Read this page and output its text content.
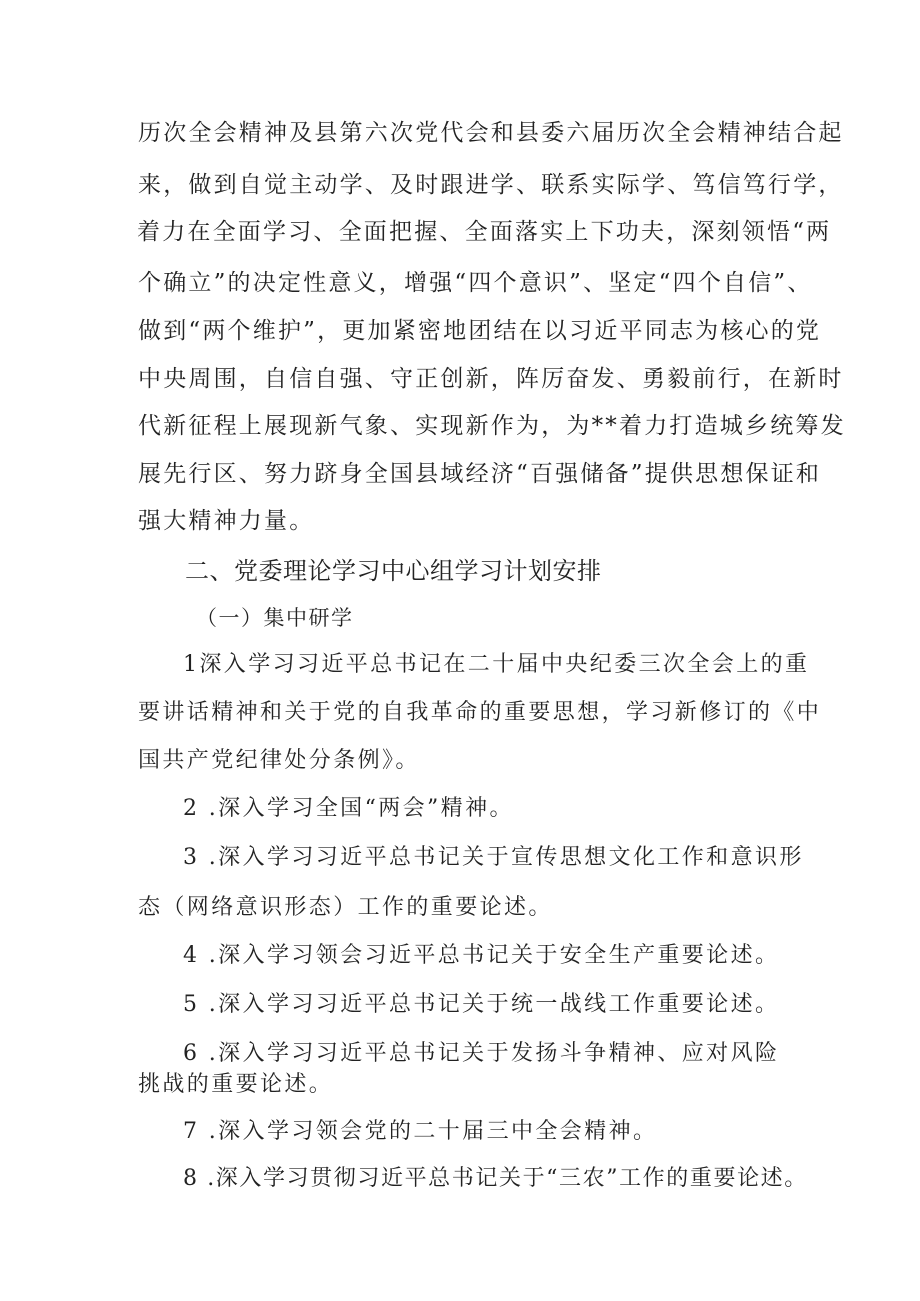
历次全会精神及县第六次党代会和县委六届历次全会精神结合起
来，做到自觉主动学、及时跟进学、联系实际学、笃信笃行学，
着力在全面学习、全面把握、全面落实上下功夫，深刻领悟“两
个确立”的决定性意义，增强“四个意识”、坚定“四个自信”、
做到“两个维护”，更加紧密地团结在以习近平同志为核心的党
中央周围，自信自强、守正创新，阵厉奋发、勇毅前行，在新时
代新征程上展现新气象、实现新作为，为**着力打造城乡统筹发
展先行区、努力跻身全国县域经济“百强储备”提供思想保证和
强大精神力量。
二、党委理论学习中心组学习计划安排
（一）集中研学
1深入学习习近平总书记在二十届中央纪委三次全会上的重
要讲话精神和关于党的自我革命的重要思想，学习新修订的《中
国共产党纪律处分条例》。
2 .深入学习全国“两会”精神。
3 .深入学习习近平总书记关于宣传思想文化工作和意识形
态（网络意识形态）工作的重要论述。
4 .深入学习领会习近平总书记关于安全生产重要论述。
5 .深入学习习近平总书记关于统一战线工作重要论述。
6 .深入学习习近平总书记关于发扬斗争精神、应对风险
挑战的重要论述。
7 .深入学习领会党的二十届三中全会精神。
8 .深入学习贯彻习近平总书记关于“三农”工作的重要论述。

+++

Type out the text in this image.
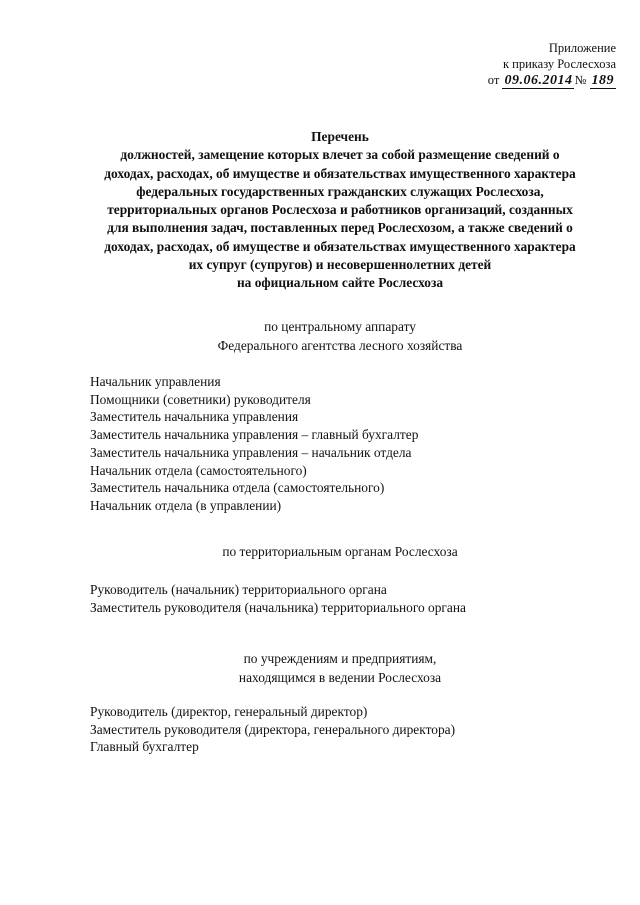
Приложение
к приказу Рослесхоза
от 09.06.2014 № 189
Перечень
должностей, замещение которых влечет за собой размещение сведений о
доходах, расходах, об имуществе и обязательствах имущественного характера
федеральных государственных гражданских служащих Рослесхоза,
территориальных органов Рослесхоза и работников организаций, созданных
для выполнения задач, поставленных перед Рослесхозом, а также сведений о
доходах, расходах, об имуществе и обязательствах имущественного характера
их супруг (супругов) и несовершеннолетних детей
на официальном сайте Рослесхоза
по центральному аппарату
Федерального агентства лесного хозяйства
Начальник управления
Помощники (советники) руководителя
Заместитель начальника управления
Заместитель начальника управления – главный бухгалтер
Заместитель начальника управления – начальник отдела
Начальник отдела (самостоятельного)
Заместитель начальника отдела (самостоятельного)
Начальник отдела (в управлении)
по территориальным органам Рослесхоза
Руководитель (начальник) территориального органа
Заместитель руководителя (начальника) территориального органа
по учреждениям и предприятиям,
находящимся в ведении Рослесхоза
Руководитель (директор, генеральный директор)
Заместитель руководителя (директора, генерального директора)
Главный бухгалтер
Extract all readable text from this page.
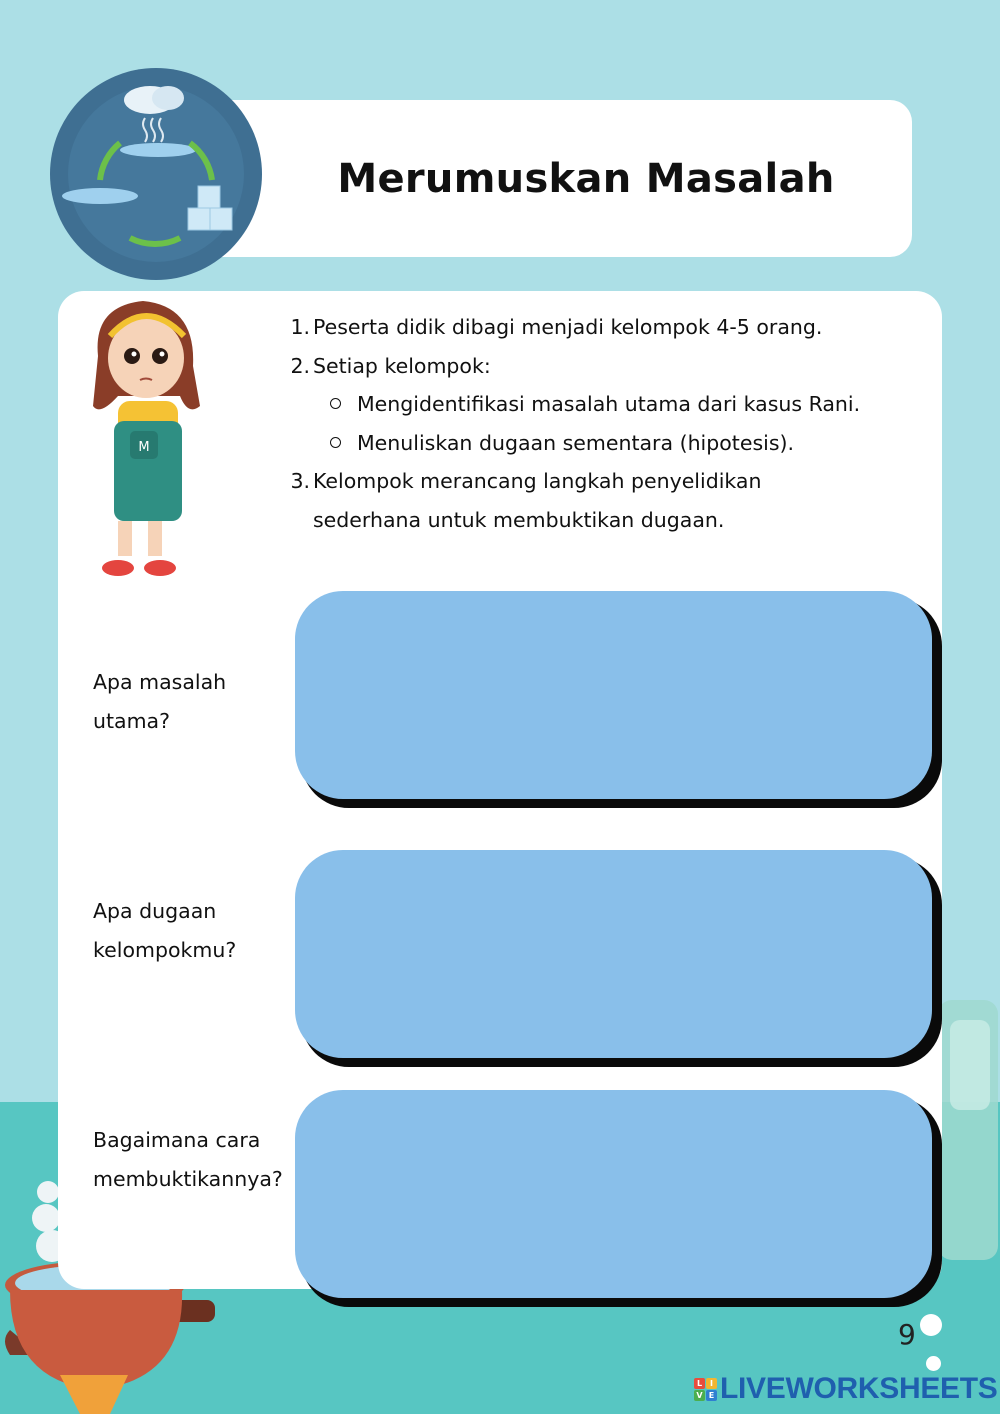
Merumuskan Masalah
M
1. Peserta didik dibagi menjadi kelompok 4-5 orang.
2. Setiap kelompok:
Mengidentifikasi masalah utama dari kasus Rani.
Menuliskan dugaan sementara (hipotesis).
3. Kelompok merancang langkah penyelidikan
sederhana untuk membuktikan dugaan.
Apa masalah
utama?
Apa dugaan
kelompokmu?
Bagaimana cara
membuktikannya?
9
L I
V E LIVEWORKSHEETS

+++

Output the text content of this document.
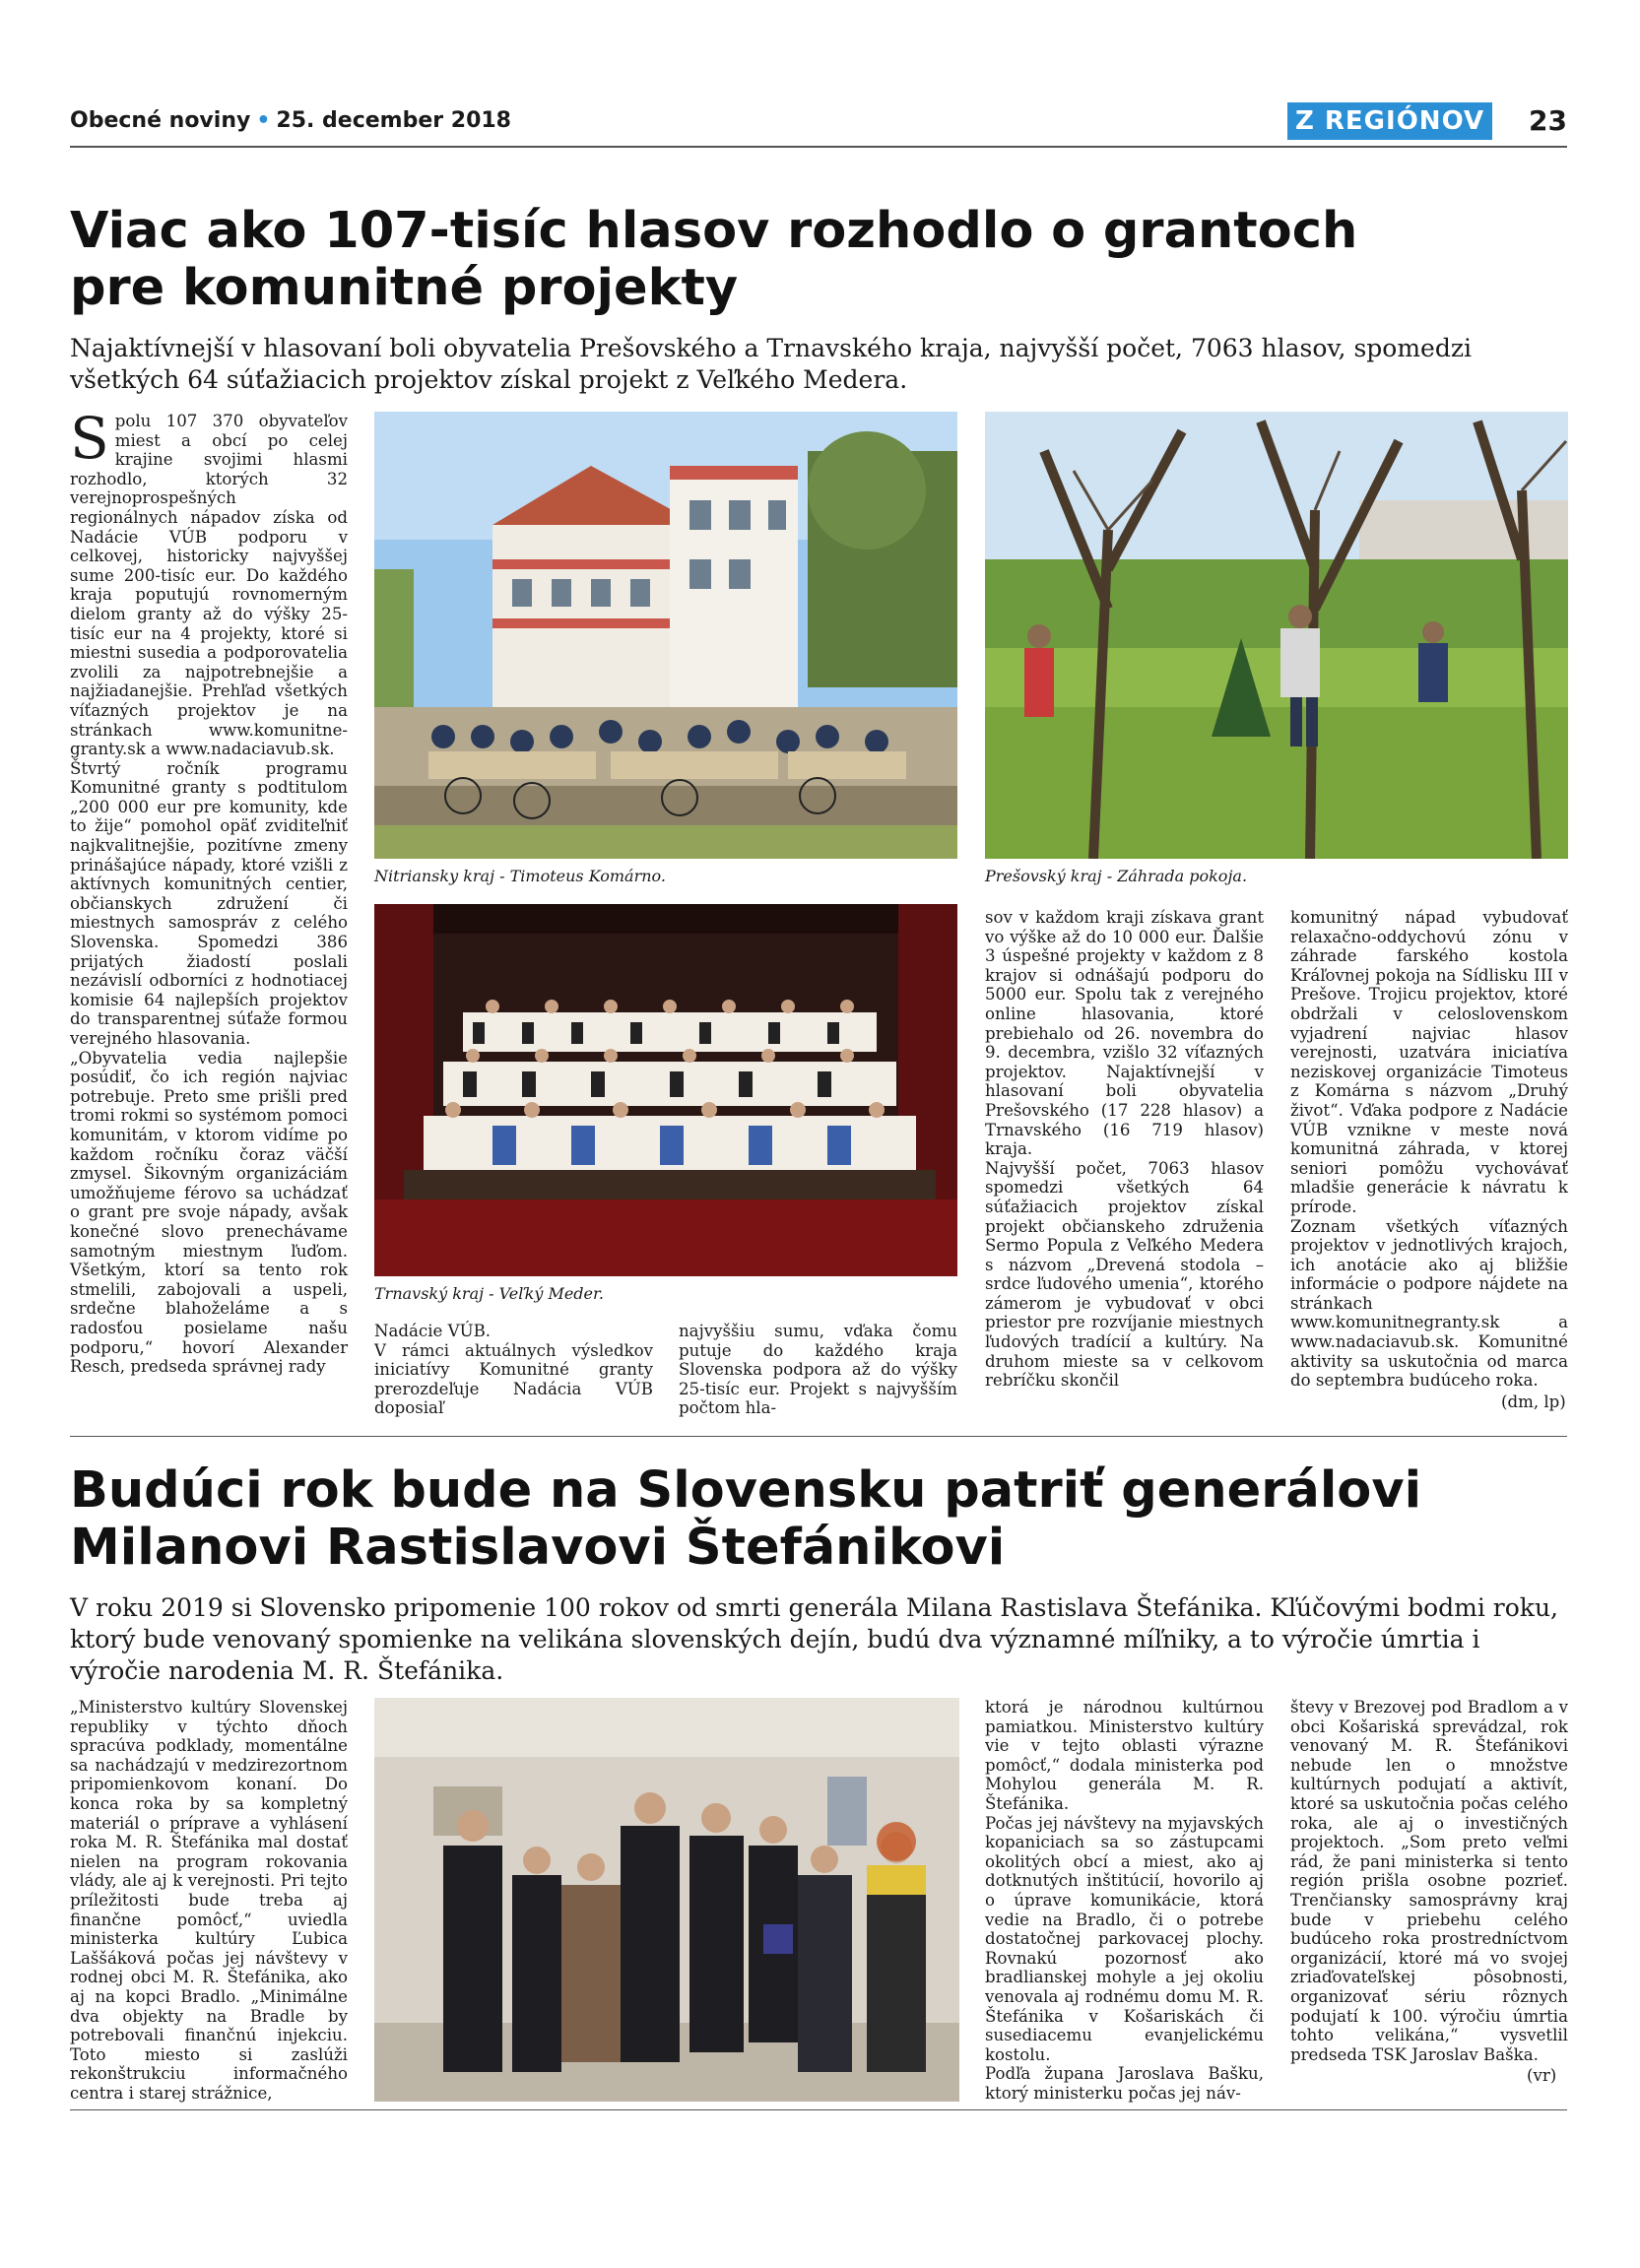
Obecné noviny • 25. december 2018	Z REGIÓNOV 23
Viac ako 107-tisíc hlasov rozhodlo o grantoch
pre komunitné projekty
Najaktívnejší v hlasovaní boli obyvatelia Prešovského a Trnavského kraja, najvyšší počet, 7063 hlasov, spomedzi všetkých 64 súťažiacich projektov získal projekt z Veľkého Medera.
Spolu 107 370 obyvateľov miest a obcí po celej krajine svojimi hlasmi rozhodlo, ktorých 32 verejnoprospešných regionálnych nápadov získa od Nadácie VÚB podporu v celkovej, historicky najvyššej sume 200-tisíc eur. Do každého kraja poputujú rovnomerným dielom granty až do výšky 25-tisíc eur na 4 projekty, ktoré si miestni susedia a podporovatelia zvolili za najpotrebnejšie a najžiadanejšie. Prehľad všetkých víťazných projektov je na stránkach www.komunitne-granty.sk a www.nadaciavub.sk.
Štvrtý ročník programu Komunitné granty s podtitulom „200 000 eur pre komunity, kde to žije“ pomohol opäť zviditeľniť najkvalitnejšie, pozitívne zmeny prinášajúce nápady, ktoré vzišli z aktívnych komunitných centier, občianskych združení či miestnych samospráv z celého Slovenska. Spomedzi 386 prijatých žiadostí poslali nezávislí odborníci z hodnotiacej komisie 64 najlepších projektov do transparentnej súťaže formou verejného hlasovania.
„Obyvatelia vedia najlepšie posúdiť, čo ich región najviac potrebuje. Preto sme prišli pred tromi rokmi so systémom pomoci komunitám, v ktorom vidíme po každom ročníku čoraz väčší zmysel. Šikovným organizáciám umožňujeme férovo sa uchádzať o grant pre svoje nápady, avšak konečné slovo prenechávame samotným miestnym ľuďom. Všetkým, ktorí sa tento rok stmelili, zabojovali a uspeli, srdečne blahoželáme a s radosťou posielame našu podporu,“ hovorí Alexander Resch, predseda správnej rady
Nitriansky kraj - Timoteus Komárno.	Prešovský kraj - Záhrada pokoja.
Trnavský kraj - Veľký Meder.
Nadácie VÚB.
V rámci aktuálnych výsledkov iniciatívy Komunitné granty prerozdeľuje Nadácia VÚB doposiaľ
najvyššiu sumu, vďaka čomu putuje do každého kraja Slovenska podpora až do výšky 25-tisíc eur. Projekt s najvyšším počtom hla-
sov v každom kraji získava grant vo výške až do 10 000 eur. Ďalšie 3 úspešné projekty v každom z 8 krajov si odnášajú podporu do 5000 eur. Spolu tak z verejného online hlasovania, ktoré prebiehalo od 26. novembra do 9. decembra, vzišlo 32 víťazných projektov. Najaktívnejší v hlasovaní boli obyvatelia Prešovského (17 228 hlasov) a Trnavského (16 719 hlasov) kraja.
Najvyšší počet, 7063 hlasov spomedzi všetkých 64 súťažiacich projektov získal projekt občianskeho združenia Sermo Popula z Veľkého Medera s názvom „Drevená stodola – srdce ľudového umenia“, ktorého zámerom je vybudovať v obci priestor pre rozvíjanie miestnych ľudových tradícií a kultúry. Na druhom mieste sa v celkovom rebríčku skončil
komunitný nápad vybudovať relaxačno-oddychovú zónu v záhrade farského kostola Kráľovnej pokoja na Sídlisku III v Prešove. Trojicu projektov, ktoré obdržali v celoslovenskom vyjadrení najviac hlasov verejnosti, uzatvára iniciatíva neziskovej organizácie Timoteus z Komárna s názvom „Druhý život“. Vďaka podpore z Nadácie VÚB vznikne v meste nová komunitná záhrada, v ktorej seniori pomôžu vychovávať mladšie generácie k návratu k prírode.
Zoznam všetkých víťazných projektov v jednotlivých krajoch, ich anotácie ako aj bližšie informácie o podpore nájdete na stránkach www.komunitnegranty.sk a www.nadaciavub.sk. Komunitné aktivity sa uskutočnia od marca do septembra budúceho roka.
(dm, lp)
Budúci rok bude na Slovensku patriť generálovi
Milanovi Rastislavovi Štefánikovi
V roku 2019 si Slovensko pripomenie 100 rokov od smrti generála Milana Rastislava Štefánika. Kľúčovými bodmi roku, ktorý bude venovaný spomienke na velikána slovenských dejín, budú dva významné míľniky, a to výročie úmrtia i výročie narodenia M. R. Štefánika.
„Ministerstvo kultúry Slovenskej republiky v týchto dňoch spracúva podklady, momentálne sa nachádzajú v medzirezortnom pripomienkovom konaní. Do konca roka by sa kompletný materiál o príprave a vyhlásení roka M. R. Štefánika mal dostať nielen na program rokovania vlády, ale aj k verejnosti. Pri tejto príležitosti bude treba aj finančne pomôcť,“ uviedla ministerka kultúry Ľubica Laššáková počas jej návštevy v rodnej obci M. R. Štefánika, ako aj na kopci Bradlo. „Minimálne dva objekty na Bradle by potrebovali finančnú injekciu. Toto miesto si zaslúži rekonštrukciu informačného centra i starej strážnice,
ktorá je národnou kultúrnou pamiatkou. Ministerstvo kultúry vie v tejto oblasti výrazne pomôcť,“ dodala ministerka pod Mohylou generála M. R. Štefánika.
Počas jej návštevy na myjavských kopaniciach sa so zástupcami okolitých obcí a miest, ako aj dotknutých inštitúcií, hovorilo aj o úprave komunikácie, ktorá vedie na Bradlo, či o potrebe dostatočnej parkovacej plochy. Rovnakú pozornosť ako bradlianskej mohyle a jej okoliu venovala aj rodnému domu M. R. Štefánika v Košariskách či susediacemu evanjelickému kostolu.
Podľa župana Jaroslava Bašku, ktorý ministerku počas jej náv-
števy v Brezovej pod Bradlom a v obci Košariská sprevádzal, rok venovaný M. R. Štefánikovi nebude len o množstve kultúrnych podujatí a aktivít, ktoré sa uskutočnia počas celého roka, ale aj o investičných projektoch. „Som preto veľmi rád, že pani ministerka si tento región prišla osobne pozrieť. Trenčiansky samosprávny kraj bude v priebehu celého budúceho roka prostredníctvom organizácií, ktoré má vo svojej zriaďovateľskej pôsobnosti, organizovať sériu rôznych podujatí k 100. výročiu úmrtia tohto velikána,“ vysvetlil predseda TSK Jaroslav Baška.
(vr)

+++

» **What is being asked**
Give the count of lines holding the word "Medera" and nothing more.

» **Exercise output**
2